INPUT MATERIAL »
........

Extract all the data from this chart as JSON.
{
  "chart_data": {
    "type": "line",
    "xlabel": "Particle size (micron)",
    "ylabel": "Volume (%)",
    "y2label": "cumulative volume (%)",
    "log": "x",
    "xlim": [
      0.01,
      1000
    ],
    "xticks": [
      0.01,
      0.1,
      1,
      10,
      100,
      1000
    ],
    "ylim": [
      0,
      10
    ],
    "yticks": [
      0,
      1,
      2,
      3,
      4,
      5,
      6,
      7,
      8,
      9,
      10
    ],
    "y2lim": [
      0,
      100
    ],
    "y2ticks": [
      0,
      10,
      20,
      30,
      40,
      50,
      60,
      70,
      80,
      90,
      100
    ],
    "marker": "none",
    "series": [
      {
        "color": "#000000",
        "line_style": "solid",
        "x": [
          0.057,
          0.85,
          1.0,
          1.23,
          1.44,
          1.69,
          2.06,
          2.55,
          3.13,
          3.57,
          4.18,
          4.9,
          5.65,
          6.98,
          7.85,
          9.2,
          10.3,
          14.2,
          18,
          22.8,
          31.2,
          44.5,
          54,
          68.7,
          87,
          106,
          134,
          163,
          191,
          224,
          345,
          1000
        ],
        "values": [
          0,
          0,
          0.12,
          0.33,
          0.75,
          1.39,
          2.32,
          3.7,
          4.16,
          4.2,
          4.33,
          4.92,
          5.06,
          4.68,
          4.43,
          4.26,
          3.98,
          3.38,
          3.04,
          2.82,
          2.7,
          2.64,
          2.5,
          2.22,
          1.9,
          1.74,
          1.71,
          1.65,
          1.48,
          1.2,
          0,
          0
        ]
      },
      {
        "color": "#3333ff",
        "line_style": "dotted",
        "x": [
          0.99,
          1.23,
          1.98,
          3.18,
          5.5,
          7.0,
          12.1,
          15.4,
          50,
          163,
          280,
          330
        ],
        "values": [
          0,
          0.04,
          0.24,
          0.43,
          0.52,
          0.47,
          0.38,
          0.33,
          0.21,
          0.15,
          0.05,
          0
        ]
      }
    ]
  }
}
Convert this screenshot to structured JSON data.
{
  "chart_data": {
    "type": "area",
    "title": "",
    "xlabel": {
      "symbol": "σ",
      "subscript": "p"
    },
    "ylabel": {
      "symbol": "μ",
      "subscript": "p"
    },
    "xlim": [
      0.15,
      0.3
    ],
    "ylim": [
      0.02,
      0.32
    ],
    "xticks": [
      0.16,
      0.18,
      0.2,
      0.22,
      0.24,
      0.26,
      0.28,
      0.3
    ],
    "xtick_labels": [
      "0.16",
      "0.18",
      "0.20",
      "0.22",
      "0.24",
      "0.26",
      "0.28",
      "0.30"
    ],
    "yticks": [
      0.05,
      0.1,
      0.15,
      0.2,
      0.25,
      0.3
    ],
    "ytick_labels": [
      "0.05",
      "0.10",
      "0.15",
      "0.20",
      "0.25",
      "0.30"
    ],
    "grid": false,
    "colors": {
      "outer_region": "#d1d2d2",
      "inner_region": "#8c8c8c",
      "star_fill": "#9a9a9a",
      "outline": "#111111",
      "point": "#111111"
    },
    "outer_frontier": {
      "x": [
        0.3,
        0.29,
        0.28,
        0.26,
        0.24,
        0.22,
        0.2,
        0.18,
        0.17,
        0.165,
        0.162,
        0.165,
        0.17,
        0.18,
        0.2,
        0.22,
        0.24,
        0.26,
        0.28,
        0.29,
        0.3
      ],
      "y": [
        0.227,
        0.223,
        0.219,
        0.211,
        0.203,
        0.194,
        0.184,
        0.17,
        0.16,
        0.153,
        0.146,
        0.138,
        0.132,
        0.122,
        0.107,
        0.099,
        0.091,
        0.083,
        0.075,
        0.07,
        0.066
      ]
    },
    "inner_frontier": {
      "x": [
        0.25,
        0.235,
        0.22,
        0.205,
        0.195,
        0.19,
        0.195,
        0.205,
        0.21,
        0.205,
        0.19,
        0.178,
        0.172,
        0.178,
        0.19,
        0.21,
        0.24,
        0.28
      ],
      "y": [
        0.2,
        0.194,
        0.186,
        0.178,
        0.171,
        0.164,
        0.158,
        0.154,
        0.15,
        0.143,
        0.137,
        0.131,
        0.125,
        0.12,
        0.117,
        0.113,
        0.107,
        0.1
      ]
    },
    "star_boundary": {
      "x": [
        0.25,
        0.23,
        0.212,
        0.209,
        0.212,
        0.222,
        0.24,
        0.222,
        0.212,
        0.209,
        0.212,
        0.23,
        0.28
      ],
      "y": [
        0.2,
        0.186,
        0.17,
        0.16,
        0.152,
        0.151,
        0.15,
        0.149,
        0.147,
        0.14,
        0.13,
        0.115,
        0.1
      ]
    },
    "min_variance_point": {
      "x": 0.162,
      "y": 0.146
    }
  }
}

........

Copy the data above in full, character for character.

Extract all the data from this chart as JSON.
{
  "chart_data": {
    "type": "line",
    "xlabel": "Particle size (micron)",
    "ylabel": "Volume (%)",
    "y2label": "cumulative volume (%)",
    "log": "x",
    "xlim": [
      0.01,
      1000
    ],
    "xticks": [
      0.01,
      0.1,
      1,
      10,
      100,
      1000
    ],
    "ylim": [
      0,
      10
    ],
    "yticks": [
      0,
      1,
      2,
      3,
      4,
      5,
      6,
      7,
      8,
      9,
      10
    ],
    "y2lim": [
      0,
      100
    ],
    "y2ticks": [
      0,
      10,
      20,
      30,
      40,
      50,
      60,
      70,
      80,
      90,
      100
    ],
    "marker": "none",
    "series": [
      {
        "color": "#000000",
        "line_style": "solid",
        "x": [
          0.057,
          0.85,
          1.0,
          1.23,
          1.44,
          1.69,
          2.06,
          2.55,
          3.13,
          3.57,
          4.18,
          4.9,
          5.65,
          6.98,
          7.85,
          9.2,
          10.3,
          14.2,
          18,
          22.8,
          31.2,
          44.5,
          54,
          68.7,
          87,
          106,
          134,
          163,
          191,
          224,
          345,
          1000
        ],
        "values": [
          0,
          0,
          0.12,
          0.33,
          0.75,
          1.39,
          2.32,
          3.7,
          4.16,
          4.2,
          4.33,
          4.92,
          5.06,
          4.68,
          4.43,
          4.26,
          3.98,
          3.38,
          3.04,
          2.82,
          2.7,
          2.64,
          2.5,
          2.22,
          1.9,
          1.74,
          1.71,
          1.65,
          1.48,
          1.2,
          0,
          0
        ]
      },
      {
        "color": "#3333ff",
        "line_style": "dotted",
        "x": [
          0.99,
          1.23,
          1.98,
          3.18,
          5.5,
          7.0,
          12.1,
          15.4,
          50,
          163,
          280,
          330
        ],
        "values": [
          0,
          0.04,
          0.24,
          0.43,
          0.52,
          0.47,
          0.38,
          0.33,
          0.21,
          0.15,
          0.05,
          0
        ]
      }
    ]
  }
}
Convert this screenshot to structured JSON data.
{
  "chart_data": {
    "type": "area",
    "title": "",
    "xlabel": {
      "symbol": "σ",
      "subscript": "p"
    },
    "ylabel": {
      "symbol": "μ",
      "subscript": "p"
    },
    "xlim": [
      0.15,
      0.3
    ],
    "ylim": [
      0.02,
      0.32
    ],
    "xticks": [
      0.16,
      0.18,
      0.2,
      0.22,
      0.24,
      0.26,
      0.28,
      0.3
    ],
    "xtick_labels": [
      "0.16",
      "0.18",
      "0.20",
      "0.22",
      "0.24",
      "0.26",
      "0.28",
      "0.30"
    ],
    "yticks": [
      0.05,
      0.1,
      0.15,
      0.2,
      0.25,
      0.3
    ],
    "ytick_labels": [
      "0.05",
      "0.10",
      "0.15",
      "0.20",
      "0.25",
      "0.30"
    ],
    "grid": false,
    "colors": {
      "outer_region": "#d1d2d2",
      "inner_region": "#8c8c8c",
      "star_fill": "#9a9a9a",
      "outline": "#111111",
      "point": "#111111"
    },
    "outer_frontier": {
      "x": [
        0.3,
        0.29,
        0.28,
        0.26,
        0.24,
        0.22,
        0.2,
        0.18,
        0.17,
        0.165,
        0.162,
        0.165,
        0.17,
        0.18,
        0.2,
        0.22,
        0.24,
        0.26,
        0.28,
        0.29,
        0.3
      ],
      "y": [
        0.227,
        0.223,
        0.219,
        0.211,
        0.203,
        0.194,
        0.184,
        0.17,
        0.16,
        0.153,
        0.146,
        0.138,
        0.132,
        0.122,
        0.107,
        0.099,
        0.091,
        0.083,
        0.075,
        0.07,
        0.066
      ]
    },
    "inner_frontier": {
      "x": [
        0.25,
        0.235,
        0.22,
        0.205,
        0.195,
        0.19,
        0.195,
        0.205,
        0.21,
        0.205,
        0.19,
        0.178,
        0.172,
        0.178,
        0.19,
        0.21,
        0.24,
        0.28
      ],
      "y": [
        0.2,
        0.194,
        0.186,
        0.178,
        0.171,
        0.164,
        0.158,
        0.154,
        0.15,
        0.143,
        0.137,
        0.131,
        0.125,
        0.12,
        0.117,
        0.113,
        0.107,
        0.1
      ]
    },
    "star_boundary": {
      "x": [
        0.25,
        0.23,
        0.212,
        0.209,
        0.212,
        0.222,
        0.24,
        0.222,
        0.212,
        0.209,
        0.212,
        0.23,
        0.28
      ],
      "y": [
        0.2,
        0.186,
        0.17,
        0.16,
        0.152,
        0.151,
        0.15,
        0.149,
        0.147,
        0.14,
        0.13,
        0.115,
        0.1
      ]
    },
    "min_variance_point": {
      "x": 0.162,
      "y": 0.146
    }
  }
}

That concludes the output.